## BEGIN Material to process

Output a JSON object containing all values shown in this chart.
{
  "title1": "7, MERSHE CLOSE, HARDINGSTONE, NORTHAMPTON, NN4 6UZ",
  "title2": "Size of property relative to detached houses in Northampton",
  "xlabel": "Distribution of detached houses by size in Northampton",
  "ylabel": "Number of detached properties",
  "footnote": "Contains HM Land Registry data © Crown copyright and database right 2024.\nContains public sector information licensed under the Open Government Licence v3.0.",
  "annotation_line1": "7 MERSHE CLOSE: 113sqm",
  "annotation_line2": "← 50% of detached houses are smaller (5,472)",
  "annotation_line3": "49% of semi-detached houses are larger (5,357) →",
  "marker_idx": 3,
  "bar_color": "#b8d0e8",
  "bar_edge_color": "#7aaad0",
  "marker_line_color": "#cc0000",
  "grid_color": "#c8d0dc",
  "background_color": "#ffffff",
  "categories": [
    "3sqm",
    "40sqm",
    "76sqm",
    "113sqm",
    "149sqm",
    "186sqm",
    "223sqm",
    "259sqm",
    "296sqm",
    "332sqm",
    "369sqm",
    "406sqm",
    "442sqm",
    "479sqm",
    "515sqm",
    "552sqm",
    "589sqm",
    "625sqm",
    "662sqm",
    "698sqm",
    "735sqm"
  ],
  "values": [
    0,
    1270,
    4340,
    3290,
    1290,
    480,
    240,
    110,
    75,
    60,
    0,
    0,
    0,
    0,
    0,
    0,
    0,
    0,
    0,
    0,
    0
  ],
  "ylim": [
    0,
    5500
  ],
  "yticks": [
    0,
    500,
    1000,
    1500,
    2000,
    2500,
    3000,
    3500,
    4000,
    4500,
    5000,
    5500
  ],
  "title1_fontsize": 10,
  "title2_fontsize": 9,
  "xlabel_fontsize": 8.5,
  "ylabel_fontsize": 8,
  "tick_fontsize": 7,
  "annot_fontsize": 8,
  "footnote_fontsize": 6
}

## END Material to process

Task prompt: State the number of lines in the preceding entries that include the word "detached". Provide nothing else.

Exercise answer: 5